WHAT THIS TASK INVOLVES:
Restate the material word for word and leave out anything that is a picture.

RECORDS FOR THE TASK:
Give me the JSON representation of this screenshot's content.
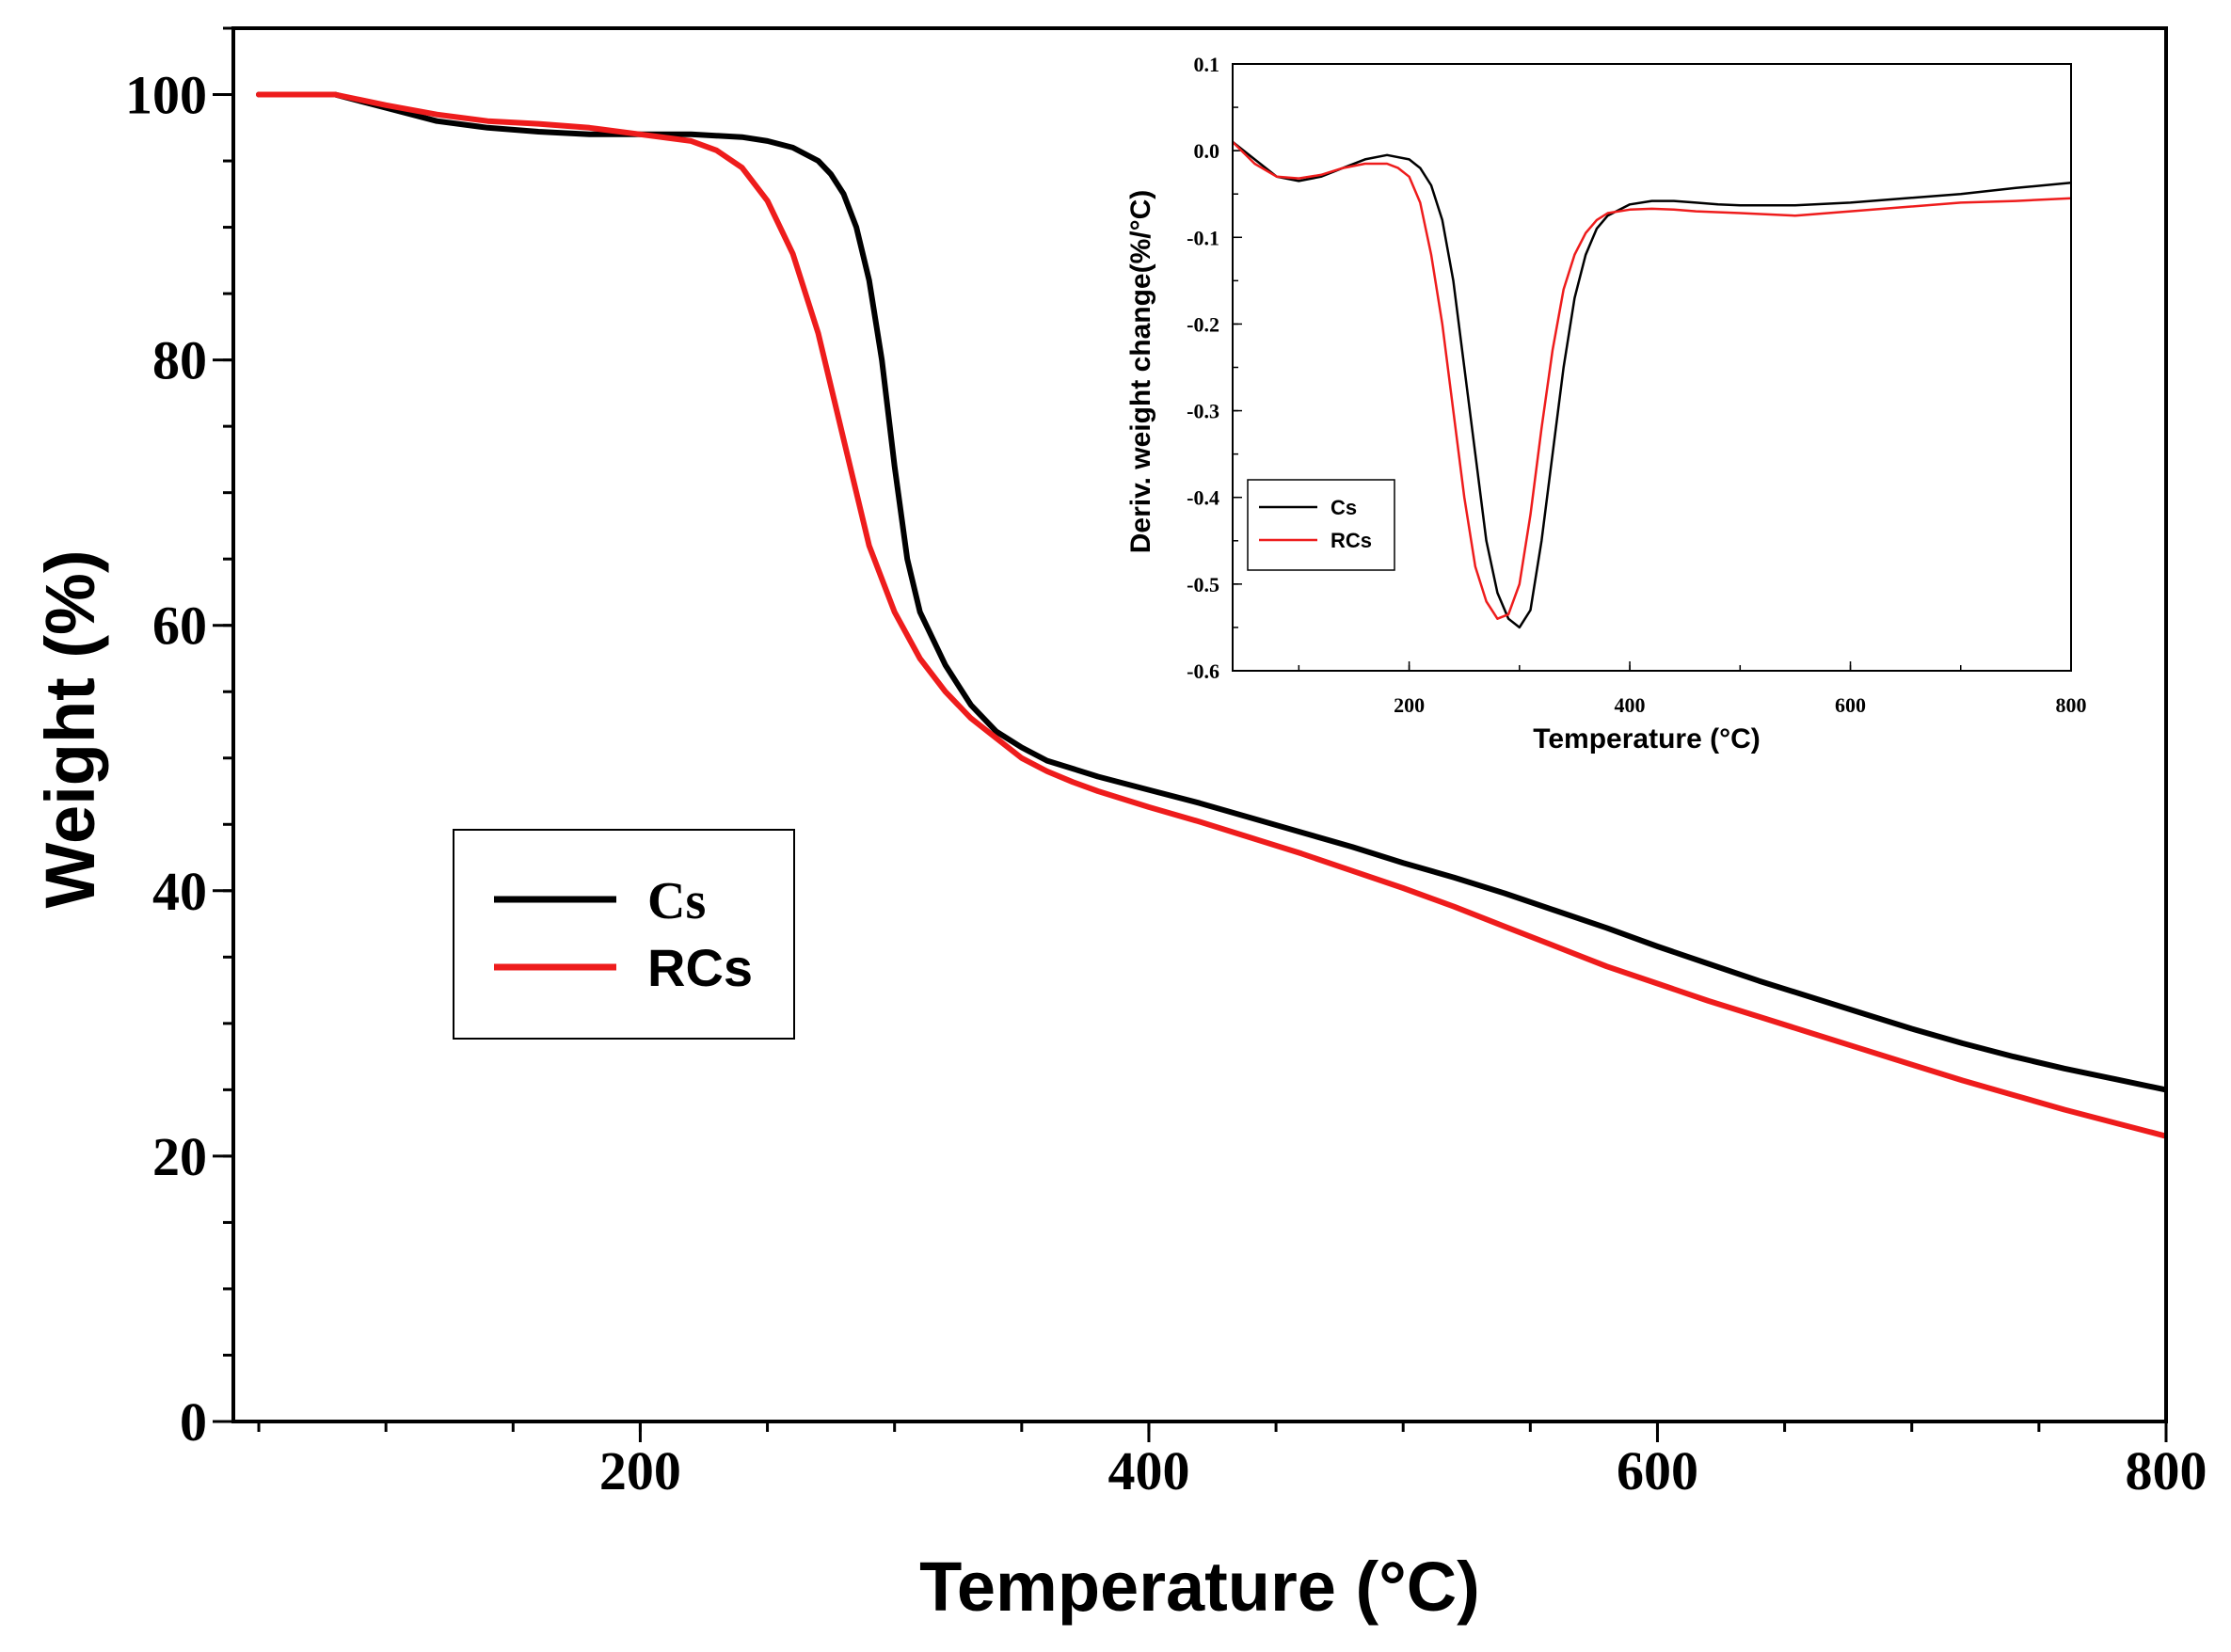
{
  "chart_data": [
    {
      "id": "main",
      "type": "line",
      "title": "",
      "xlabel": "Temperature (°C)",
      "ylabel": "Weight  (%)",
      "xlim": [
        40,
        800
      ],
      "ylim": [
        0,
        105
      ],
      "xticks": [
        200,
        400,
        600,
        800
      ],
      "yticks": [
        0,
        20,
        40,
        60,
        80,
        100
      ],
      "legend_position": "center-left",
      "series": [
        {
          "name": "Cs",
          "color": "#000000",
          "x": [
            50,
            80,
            100,
            120,
            140,
            160,
            180,
            200,
            220,
            240,
            250,
            260,
            270,
            275,
            280,
            285,
            290,
            295,
            300,
            305,
            310,
            320,
            330,
            340,
            350,
            360,
            370,
            380,
            400,
            420,
            440,
            460,
            480,
            500,
            520,
            540,
            560,
            580,
            600,
            620,
            640,
            660,
            680,
            700,
            720,
            740,
            760,
            780,
            800
          ],
          "y": [
            100,
            100,
            99,
            98,
            97.5,
            97.2,
            97,
            97,
            97,
            96.8,
            96.5,
            96,
            95,
            94,
            92.5,
            90,
            86,
            80,
            72,
            65,
            61,
            57,
            54,
            52,
            50.8,
            49.8,
            49.2,
            48.6,
            47.6,
            46.6,
            45.5,
            44.4,
            43.3,
            42.1,
            41,
            39.8,
            38.5,
            37.2,
            35.8,
            34.5,
            33.2,
            32,
            30.8,
            29.6,
            28.5,
            27.5,
            26.6,
            25.8,
            25
          ]
        },
        {
          "name": "RCs",
          "color": "#ee1c1c",
          "x": [
            50,
            80,
            100,
            120,
            140,
            160,
            180,
            200,
            220,
            230,
            240,
            250,
            260,
            270,
            280,
            290,
            300,
            310,
            320,
            330,
            340,
            350,
            360,
            370,
            380,
            400,
            420,
            440,
            460,
            480,
            500,
            520,
            540,
            560,
            580,
            600,
            620,
            640,
            660,
            680,
            700,
            720,
            740,
            760,
            780,
            800
          ],
          "y": [
            100,
            100,
            99.2,
            98.5,
            98,
            97.8,
            97.5,
            97,
            96.5,
            95.8,
            94.5,
            92,
            88,
            82,
            74,
            66,
            61,
            57.5,
            55,
            53,
            51.5,
            50,
            49,
            48.2,
            47.5,
            46.3,
            45.2,
            44,
            42.8,
            41.5,
            40.2,
            38.8,
            37.3,
            35.8,
            34.3,
            33,
            31.7,
            30.5,
            29.3,
            28.1,
            26.9,
            25.7,
            24.6,
            23.5,
            22.5,
            21.5
          ]
        }
      ]
    },
    {
      "id": "inset",
      "type": "line",
      "title": "",
      "xlabel": "Temperature (°C)",
      "ylabel": "Deriv. weight change(%/°C)",
      "xlim": [
        40,
        800
      ],
      "ylim": [
        -0.6,
        0.1
      ],
      "xticks": [
        200,
        400,
        600,
        800
      ],
      "yticks": [
        -0.6,
        -0.5,
        -0.4,
        -0.3,
        -0.2,
        -0.1,
        0.0,
        0.1
      ],
      "ytick_labels": [
        "-0.6",
        "-0.5",
        "-0.4",
        "-0.3",
        "-0.2",
        "-0.1",
        "0.0",
        "0.1"
      ],
      "legend_position": "bottom-left",
      "series": [
        {
          "name": "Cs",
          "color": "#000000",
          "x": [
            40,
            60,
            80,
            100,
            120,
            140,
            160,
            180,
            200,
            210,
            220,
            230,
            240,
            250,
            260,
            270,
            280,
            290,
            300,
            310,
            320,
            330,
            340,
            350,
            360,
            370,
            380,
            400,
            420,
            440,
            460,
            480,
            500,
            550,
            600,
            650,
            700,
            750,
            800
          ],
          "y": [
            0.01,
            -0.01,
            -0.03,
            -0.035,
            -0.03,
            -0.02,
            -0.01,
            -0.005,
            -0.01,
            -0.02,
            -0.04,
            -0.08,
            -0.15,
            -0.25,
            -0.35,
            -0.45,
            -0.51,
            -0.54,
            -0.55,
            -0.53,
            -0.45,
            -0.35,
            -0.25,
            -0.17,
            -0.12,
            -0.09,
            -0.075,
            -0.062,
            -0.058,
            -0.058,
            -0.06,
            -0.062,
            -0.063,
            -0.063,
            -0.06,
            -0.055,
            -0.05,
            -0.043,
            -0.037
          ]
        },
        {
          "name": "RCs",
          "color": "#ee1c1c",
          "x": [
            40,
            60,
            80,
            100,
            120,
            140,
            160,
            180,
            190,
            200,
            210,
            220,
            230,
            240,
            250,
            260,
            270,
            280,
            290,
            300,
            310,
            320,
            330,
            340,
            350,
            360,
            370,
            380,
            400,
            420,
            440,
            460,
            500,
            550,
            600,
            650,
            700,
            750,
            800
          ],
          "y": [
            0.01,
            -0.015,
            -0.03,
            -0.032,
            -0.028,
            -0.02,
            -0.015,
            -0.015,
            -0.02,
            -0.03,
            -0.06,
            -0.12,
            -0.2,
            -0.3,
            -0.4,
            -0.48,
            -0.52,
            -0.54,
            -0.535,
            -0.5,
            -0.42,
            -0.32,
            -0.23,
            -0.16,
            -0.12,
            -0.095,
            -0.08,
            -0.072,
            -0.068,
            -0.067,
            -0.068,
            -0.07,
            -0.072,
            -0.075,
            -0.07,
            -0.065,
            -0.06,
            -0.058,
            -0.055
          ]
        }
      ]
    }
  ]
}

WRITTEN SOLUTION:
Give me the JSON representation of this screenshot's content.
{
  "chart_data": [
    {
      "id": "main",
      "type": "line",
      "title": "",
      "xlabel": "Temperature (°C)",
      "ylabel": "Weight  (%)",
      "xlim": [
        40,
        800
      ],
      "ylim": [
        0,
        105
      ],
      "xticks": [
        200,
        400,
        600,
        800
      ],
      "yticks": [
        0,
        20,
        40,
        60,
        80,
        100
      ],
      "legend_position": "center-left",
      "series": [
        {
          "name": "Cs",
          "color": "#000000",
          "x": [
            50,
            80,
            100,
            120,
            140,
            160,
            180,
            200,
            220,
            240,
            250,
            260,
            270,
            275,
            280,
            285,
            290,
            295,
            300,
            305,
            310,
            320,
            330,
            340,
            350,
            360,
            370,
            380,
            400,
            420,
            440,
            460,
            480,
            500,
            520,
            540,
            560,
            580,
            600,
            620,
            640,
            660,
            680,
            700,
            720,
            740,
            760,
            780,
            800
          ],
          "y": [
            100,
            100,
            99,
            98,
            97.5,
            97.2,
            97,
            97,
            97,
            96.8,
            96.5,
            96,
            95,
            94,
            92.5,
            90,
            86,
            80,
            72,
            65,
            61,
            57,
            54,
            52,
            50.8,
            49.8,
            49.2,
            48.6,
            47.6,
            46.6,
            45.5,
            44.4,
            43.3,
            42.1,
            41,
            39.8,
            38.5,
            37.2,
            35.8,
            34.5,
            33.2,
            32,
            30.8,
            29.6,
            28.5,
            27.5,
            26.6,
            25.8,
            25
          ]
        },
        {
          "name": "RCs",
          "color": "#ee1c1c",
          "x": [
            50,
            80,
            100,
            120,
            140,
            160,
            180,
            200,
            220,
            230,
            240,
            250,
            260,
            270,
            280,
            290,
            300,
            310,
            320,
            330,
            340,
            350,
            360,
            370,
            380,
            400,
            420,
            440,
            460,
            480,
            500,
            520,
            540,
            560,
            580,
            600,
            620,
            640,
            660,
            680,
            700,
            720,
            740,
            760,
            780,
            800
          ],
          "y": [
            100,
            100,
            99.2,
            98.5,
            98,
            97.8,
            97.5,
            97,
            96.5,
            95.8,
            94.5,
            92,
            88,
            82,
            74,
            66,
            61,
            57.5,
            55,
            53,
            51.5,
            50,
            49,
            48.2,
            47.5,
            46.3,
            45.2,
            44,
            42.8,
            41.5,
            40.2,
            38.8,
            37.3,
            35.8,
            34.3,
            33,
            31.7,
            30.5,
            29.3,
            28.1,
            26.9,
            25.7,
            24.6,
            23.5,
            22.5,
            21.5
          ]
        }
      ]
    },
    {
      "id": "inset",
      "type": "line",
      "title": "",
      "xlabel": "Temperature (°C)",
      "ylabel": "Deriv. weight change(%/°C)",
      "xlim": [
        40,
        800
      ],
      "ylim": [
        -0.6,
        0.1
      ],
      "xticks": [
        200,
        400,
        600,
        800
      ],
      "yticks": [
        -0.6,
        -0.5,
        -0.4,
        -0.3,
        -0.2,
        -0.1,
        0.0,
        0.1
      ],
      "ytick_labels": [
        "-0.6",
        "-0.5",
        "-0.4",
        "-0.3",
        "-0.2",
        "-0.1",
        "0.0",
        "0.1"
      ],
      "legend_position": "bottom-left",
      "series": [
        {
          "name": "Cs",
          "color": "#000000",
          "x": [
            40,
            60,
            80,
            100,
            120,
            140,
            160,
            180,
            200,
            210,
            220,
            230,
            240,
            250,
            260,
            270,
            280,
            290,
            300,
            310,
            320,
            330,
            340,
            350,
            360,
            370,
            380,
            400,
            420,
            440,
            460,
            480,
            500,
            550,
            600,
            650,
            700,
            750,
            800
          ],
          "y": [
            0.01,
            -0.01,
            -0.03,
            -0.035,
            -0.03,
            -0.02,
            -0.01,
            -0.005,
            -0.01,
            -0.02,
            -0.04,
            -0.08,
            -0.15,
            -0.25,
            -0.35,
            -0.45,
            -0.51,
            -0.54,
            -0.55,
            -0.53,
            -0.45,
            -0.35,
            -0.25,
            -0.17,
            -0.12,
            -0.09,
            -0.075,
            -0.062,
            -0.058,
            -0.058,
            -0.06,
            -0.062,
            -0.063,
            -0.063,
            -0.06,
            -0.055,
            -0.05,
            -0.043,
            -0.037
          ]
        },
        {
          "name": "RCs",
          "color": "#ee1c1c",
          "x": [
            40,
            60,
            80,
            100,
            120,
            140,
            160,
            180,
            190,
            200,
            210,
            220,
            230,
            240,
            250,
            260,
            270,
            280,
            290,
            300,
            310,
            320,
            330,
            340,
            350,
            360,
            370,
            380,
            400,
            420,
            440,
            460,
            500,
            550,
            600,
            650,
            700,
            750,
            800
          ],
          "y": [
            0.01,
            -0.015,
            -0.03,
            -0.032,
            -0.028,
            -0.02,
            -0.015,
            -0.015,
            -0.02,
            -0.03,
            -0.06,
            -0.12,
            -0.2,
            -0.3,
            -0.4,
            -0.48,
            -0.52,
            -0.54,
            -0.535,
            -0.5,
            -0.42,
            -0.32,
            -0.23,
            -0.16,
            -0.12,
            -0.095,
            -0.08,
            -0.072,
            -0.068,
            -0.067,
            -0.068,
            -0.07,
            -0.072,
            -0.075,
            -0.07,
            -0.065,
            -0.06,
            -0.058,
            -0.055
          ]
        }
      ]
    }
  ]
}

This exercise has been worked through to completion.